■ Brief
Find the lines with "false" in them and copy them out.

Dataset listings of figures:

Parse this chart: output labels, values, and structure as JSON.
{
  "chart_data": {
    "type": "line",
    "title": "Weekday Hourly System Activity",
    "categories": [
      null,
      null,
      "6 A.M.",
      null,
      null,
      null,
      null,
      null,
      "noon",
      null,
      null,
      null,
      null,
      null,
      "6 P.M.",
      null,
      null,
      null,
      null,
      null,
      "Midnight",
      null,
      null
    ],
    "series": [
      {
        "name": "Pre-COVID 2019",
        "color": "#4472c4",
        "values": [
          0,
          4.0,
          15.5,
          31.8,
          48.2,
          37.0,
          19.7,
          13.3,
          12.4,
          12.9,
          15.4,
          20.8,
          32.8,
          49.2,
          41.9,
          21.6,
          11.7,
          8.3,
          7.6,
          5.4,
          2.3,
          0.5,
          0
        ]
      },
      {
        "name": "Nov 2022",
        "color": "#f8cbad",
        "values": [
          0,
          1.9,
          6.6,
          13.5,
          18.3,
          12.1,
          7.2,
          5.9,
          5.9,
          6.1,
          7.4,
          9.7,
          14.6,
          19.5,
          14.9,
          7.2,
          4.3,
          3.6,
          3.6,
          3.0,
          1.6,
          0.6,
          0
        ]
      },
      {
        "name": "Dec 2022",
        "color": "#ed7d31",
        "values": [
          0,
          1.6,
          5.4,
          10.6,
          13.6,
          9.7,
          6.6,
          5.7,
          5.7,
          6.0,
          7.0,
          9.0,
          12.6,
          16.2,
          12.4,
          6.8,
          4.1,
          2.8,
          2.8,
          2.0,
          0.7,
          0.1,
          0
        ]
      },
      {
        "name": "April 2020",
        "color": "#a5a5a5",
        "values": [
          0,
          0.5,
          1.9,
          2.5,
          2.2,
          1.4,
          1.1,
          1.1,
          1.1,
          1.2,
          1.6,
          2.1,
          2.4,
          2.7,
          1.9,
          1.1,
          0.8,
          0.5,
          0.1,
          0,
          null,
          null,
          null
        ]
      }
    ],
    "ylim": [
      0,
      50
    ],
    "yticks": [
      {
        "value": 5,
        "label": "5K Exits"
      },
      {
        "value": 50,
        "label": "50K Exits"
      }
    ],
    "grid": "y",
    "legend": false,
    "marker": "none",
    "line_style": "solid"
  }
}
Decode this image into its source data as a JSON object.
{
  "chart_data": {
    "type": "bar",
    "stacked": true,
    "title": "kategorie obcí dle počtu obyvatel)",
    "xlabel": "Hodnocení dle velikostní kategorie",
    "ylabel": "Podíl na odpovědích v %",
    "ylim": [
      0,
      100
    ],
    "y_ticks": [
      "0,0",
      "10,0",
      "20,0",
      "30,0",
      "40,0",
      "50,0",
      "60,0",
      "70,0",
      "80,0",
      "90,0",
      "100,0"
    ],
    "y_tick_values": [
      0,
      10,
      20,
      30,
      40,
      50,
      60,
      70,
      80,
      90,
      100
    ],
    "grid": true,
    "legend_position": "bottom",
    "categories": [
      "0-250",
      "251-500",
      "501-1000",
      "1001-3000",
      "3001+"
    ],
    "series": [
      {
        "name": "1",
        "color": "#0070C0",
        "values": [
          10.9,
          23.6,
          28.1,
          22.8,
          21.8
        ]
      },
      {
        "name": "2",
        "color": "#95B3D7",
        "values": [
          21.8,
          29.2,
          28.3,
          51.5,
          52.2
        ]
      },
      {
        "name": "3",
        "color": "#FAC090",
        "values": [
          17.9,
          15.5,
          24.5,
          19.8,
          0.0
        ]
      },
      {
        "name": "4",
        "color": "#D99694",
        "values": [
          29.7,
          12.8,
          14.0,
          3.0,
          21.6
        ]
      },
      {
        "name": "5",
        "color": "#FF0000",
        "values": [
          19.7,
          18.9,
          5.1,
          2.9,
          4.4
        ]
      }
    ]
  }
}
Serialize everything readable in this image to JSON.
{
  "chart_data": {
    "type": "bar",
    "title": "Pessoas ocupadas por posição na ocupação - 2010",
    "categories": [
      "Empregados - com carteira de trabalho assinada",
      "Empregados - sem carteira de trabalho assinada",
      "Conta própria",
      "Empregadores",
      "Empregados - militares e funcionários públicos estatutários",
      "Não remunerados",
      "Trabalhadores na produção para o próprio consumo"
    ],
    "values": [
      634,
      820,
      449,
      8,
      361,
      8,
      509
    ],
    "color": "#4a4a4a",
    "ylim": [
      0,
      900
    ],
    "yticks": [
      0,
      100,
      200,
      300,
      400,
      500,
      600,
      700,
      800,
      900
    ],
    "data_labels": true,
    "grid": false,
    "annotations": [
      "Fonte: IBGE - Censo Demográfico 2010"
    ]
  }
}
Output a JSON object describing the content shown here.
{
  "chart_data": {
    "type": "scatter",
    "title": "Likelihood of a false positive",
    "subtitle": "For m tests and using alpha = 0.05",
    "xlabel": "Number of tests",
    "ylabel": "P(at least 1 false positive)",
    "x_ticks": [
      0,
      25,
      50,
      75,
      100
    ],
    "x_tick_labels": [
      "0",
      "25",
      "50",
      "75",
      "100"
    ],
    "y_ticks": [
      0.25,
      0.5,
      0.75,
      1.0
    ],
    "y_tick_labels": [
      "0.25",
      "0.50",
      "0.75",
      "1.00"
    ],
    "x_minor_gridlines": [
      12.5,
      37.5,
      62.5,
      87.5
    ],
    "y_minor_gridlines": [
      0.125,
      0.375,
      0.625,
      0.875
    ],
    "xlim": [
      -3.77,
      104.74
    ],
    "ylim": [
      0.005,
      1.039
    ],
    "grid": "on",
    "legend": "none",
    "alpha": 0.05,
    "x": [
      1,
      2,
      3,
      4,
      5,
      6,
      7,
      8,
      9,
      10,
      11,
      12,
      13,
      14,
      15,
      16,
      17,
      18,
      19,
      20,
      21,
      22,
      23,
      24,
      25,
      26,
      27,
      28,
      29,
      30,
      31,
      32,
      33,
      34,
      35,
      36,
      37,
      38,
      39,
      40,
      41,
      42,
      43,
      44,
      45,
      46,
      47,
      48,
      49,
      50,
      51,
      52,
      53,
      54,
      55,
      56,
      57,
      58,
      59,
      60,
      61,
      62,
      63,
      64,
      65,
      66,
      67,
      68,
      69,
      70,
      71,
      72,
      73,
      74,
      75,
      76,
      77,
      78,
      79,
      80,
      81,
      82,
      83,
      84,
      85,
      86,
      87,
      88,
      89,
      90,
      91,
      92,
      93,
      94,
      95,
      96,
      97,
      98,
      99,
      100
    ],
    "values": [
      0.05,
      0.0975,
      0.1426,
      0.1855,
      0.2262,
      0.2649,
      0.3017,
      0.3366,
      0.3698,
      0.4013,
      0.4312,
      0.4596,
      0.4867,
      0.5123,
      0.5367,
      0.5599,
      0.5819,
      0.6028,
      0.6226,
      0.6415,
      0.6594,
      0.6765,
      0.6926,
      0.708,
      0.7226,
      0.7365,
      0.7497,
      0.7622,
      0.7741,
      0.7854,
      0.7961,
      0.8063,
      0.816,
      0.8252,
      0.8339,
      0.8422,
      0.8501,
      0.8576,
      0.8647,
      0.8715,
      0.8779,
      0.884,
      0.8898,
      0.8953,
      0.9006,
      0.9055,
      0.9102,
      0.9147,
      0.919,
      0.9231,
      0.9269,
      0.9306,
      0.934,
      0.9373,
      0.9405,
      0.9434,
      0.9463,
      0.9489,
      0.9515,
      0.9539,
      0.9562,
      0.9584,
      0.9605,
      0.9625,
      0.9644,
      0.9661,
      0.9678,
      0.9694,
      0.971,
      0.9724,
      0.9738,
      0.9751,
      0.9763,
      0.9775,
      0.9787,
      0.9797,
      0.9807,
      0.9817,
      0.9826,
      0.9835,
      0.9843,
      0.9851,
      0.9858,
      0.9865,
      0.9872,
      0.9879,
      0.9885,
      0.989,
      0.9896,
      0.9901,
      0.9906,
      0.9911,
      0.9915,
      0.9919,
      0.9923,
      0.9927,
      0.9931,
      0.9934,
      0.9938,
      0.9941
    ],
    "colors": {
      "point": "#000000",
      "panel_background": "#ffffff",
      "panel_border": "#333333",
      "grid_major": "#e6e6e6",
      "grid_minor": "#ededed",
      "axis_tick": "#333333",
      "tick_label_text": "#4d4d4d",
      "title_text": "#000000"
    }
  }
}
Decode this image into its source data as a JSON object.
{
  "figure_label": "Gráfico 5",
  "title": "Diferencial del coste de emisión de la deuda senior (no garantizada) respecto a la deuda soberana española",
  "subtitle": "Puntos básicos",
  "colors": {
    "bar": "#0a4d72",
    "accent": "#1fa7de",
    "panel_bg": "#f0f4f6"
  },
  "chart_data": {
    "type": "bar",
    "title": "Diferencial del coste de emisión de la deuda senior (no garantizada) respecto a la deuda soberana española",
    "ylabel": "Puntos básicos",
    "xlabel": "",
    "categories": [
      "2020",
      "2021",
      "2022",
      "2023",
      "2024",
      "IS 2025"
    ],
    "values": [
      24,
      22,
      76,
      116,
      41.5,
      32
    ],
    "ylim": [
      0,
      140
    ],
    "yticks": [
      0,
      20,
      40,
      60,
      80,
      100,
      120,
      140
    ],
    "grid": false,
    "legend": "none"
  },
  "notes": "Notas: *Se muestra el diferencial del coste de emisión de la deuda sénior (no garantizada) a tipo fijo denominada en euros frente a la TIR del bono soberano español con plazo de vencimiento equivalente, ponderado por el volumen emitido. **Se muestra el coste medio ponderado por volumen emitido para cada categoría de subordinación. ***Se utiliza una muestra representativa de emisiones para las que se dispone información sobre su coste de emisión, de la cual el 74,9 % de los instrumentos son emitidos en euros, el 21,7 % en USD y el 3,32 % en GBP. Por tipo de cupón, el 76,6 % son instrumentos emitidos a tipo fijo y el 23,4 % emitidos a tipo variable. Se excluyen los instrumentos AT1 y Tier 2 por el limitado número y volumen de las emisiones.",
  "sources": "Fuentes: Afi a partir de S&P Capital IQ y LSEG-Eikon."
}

■ Solved exercise
    "legend": false,
    "grid": false,
    "title": "Likelihood of a false positive",
    "ylabel": "P(at least 1 false positive)",
    "grid": false,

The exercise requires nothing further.